begin Given data
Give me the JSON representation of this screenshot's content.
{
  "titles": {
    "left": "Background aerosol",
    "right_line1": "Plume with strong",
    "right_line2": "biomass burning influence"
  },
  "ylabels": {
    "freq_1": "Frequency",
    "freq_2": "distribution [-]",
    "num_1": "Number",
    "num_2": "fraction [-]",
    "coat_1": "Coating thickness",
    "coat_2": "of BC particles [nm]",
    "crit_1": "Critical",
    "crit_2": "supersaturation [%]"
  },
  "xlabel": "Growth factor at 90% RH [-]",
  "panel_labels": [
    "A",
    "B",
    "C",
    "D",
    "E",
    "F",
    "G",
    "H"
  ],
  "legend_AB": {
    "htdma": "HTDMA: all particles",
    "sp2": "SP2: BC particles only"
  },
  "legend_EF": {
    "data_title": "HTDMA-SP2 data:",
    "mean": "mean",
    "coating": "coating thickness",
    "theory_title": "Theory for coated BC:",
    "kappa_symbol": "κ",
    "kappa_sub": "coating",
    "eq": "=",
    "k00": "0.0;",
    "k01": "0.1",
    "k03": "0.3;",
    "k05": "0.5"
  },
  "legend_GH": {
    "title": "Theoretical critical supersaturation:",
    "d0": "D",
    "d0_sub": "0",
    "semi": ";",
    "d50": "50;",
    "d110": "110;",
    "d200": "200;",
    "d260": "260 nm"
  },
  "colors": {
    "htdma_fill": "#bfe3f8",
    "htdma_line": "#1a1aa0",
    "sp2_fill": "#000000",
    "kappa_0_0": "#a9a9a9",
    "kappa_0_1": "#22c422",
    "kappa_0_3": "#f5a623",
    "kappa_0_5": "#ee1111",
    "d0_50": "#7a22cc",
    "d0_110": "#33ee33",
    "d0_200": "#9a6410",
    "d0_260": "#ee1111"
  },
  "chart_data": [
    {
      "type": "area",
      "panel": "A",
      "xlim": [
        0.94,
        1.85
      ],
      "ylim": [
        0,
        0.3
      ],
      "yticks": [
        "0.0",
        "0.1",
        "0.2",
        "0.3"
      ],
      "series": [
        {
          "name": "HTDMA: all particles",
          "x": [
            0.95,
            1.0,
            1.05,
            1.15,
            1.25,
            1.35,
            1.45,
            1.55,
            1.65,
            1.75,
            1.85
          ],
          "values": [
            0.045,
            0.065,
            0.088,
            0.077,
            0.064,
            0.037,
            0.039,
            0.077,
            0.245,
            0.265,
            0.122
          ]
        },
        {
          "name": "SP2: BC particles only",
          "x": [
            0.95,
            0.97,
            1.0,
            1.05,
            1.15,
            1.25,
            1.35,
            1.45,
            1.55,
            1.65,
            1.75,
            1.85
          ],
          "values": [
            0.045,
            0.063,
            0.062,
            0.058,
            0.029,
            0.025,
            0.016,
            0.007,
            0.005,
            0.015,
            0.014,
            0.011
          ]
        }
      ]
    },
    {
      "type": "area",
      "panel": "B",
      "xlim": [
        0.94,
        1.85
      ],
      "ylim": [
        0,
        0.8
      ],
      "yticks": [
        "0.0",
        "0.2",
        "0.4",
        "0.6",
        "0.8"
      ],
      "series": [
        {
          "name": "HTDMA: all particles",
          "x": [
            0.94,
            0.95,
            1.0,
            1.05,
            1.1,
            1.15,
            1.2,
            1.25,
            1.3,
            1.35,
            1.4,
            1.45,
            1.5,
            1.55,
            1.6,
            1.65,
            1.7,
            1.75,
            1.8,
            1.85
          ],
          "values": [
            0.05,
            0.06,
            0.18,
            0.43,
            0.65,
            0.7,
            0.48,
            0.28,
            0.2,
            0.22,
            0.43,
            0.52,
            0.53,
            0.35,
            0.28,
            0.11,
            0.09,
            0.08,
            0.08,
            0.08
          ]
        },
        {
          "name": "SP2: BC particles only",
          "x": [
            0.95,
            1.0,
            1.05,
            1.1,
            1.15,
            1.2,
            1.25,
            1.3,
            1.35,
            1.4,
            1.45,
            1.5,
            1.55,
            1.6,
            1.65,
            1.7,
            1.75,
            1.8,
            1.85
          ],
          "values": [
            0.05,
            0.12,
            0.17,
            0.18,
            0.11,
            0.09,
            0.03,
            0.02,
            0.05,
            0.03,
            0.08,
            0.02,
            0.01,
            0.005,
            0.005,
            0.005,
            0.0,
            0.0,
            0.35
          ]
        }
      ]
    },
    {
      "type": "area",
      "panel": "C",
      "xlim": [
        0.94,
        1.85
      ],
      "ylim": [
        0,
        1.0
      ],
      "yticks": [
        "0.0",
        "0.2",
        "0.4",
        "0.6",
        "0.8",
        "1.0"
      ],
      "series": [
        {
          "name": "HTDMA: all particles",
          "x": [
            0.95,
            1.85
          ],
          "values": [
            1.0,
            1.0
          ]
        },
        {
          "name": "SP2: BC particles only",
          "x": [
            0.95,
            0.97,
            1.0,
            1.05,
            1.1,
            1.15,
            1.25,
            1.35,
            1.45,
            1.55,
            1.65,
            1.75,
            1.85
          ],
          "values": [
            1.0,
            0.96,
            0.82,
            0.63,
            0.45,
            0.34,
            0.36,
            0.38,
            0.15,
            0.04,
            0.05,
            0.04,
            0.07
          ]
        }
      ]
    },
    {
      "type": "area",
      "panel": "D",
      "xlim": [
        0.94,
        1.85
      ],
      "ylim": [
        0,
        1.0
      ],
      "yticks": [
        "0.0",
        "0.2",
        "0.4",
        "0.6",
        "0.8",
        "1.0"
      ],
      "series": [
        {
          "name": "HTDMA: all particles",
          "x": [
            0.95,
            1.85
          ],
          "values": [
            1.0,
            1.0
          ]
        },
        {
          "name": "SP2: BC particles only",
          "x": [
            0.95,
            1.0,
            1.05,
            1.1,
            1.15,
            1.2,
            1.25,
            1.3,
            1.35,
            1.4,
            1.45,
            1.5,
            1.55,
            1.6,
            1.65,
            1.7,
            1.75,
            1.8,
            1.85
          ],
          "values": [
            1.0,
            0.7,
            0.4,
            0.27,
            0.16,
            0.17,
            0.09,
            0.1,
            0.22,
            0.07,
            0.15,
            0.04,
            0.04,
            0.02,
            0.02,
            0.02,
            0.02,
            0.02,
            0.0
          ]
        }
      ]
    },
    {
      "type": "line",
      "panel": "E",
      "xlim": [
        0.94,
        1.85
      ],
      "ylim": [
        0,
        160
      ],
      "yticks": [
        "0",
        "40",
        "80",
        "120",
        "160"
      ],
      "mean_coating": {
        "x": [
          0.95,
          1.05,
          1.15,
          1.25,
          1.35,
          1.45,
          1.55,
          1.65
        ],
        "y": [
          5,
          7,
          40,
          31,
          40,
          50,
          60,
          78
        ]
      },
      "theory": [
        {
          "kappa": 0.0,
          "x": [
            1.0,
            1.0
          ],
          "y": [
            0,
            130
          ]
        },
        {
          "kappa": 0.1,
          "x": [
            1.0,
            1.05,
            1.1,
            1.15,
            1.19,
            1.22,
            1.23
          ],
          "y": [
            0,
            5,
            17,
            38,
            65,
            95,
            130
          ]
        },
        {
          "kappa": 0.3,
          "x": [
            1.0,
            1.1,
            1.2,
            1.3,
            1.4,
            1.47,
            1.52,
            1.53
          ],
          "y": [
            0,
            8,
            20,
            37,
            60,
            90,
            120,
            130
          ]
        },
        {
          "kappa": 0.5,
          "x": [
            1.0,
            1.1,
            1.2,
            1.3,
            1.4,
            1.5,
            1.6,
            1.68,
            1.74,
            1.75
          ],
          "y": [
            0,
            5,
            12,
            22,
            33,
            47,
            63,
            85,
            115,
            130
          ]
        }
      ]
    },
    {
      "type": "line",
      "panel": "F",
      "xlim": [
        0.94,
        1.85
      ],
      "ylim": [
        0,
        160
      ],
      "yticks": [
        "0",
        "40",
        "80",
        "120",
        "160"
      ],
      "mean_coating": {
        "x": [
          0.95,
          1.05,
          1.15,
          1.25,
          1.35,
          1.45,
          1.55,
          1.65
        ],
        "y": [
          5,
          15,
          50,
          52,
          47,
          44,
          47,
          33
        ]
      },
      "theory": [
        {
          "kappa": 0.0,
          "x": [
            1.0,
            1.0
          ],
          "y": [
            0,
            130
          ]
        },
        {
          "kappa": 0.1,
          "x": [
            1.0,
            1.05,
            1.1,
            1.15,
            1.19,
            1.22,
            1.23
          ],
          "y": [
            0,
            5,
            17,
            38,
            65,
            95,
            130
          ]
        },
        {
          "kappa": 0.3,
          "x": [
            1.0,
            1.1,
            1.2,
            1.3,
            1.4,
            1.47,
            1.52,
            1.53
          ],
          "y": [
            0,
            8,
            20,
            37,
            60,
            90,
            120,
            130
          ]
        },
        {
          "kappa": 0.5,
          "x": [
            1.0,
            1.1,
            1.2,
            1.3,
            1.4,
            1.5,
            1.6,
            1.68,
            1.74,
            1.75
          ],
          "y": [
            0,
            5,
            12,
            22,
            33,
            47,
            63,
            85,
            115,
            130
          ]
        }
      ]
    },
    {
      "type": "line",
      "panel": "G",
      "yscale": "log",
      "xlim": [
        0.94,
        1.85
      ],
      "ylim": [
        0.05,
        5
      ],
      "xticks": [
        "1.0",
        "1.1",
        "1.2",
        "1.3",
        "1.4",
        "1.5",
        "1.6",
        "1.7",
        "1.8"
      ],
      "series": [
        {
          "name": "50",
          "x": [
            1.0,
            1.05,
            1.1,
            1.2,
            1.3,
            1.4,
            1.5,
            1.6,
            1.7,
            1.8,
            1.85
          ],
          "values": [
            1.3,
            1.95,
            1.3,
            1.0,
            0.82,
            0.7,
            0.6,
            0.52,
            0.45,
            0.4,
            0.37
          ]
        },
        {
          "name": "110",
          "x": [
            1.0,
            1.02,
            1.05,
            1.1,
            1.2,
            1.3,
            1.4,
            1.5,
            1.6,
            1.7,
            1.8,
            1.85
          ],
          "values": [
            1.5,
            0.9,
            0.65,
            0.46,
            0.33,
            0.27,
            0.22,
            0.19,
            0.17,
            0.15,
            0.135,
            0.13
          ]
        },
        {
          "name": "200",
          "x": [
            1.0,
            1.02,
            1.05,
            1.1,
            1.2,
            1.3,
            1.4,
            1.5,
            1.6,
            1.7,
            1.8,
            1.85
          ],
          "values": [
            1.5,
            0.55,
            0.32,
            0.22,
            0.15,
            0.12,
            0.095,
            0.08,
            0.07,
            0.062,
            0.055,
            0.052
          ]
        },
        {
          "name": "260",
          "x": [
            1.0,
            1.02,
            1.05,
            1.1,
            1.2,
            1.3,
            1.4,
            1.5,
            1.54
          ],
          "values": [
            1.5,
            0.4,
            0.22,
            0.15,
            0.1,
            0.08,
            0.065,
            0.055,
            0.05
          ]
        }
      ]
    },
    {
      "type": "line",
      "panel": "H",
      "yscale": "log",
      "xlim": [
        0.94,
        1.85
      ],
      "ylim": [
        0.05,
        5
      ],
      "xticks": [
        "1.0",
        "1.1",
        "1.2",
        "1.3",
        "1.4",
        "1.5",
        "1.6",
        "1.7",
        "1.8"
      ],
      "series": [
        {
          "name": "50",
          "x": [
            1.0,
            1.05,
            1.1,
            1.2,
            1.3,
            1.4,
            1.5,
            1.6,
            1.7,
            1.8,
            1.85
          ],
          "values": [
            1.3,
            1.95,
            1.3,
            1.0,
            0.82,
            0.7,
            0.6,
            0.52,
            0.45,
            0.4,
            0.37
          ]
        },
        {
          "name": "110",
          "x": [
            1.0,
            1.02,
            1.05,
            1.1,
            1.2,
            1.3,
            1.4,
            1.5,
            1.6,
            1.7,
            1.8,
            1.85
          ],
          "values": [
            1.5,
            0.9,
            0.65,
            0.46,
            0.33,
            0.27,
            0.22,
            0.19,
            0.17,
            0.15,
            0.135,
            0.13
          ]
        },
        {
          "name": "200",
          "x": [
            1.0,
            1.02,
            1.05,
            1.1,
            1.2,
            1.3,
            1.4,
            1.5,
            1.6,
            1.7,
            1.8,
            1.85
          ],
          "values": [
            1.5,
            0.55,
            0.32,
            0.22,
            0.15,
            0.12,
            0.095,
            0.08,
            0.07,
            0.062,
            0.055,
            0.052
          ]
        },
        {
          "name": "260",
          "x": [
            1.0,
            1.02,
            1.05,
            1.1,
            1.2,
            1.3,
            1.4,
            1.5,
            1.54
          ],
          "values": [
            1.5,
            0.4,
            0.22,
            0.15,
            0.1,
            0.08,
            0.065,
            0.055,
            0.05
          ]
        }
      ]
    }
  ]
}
end Given data
Find the lines above that contain the word "thickness" and collect them.

Full solution:
    "coat_1": "Coating thickness",
    "coating": "coating thickness",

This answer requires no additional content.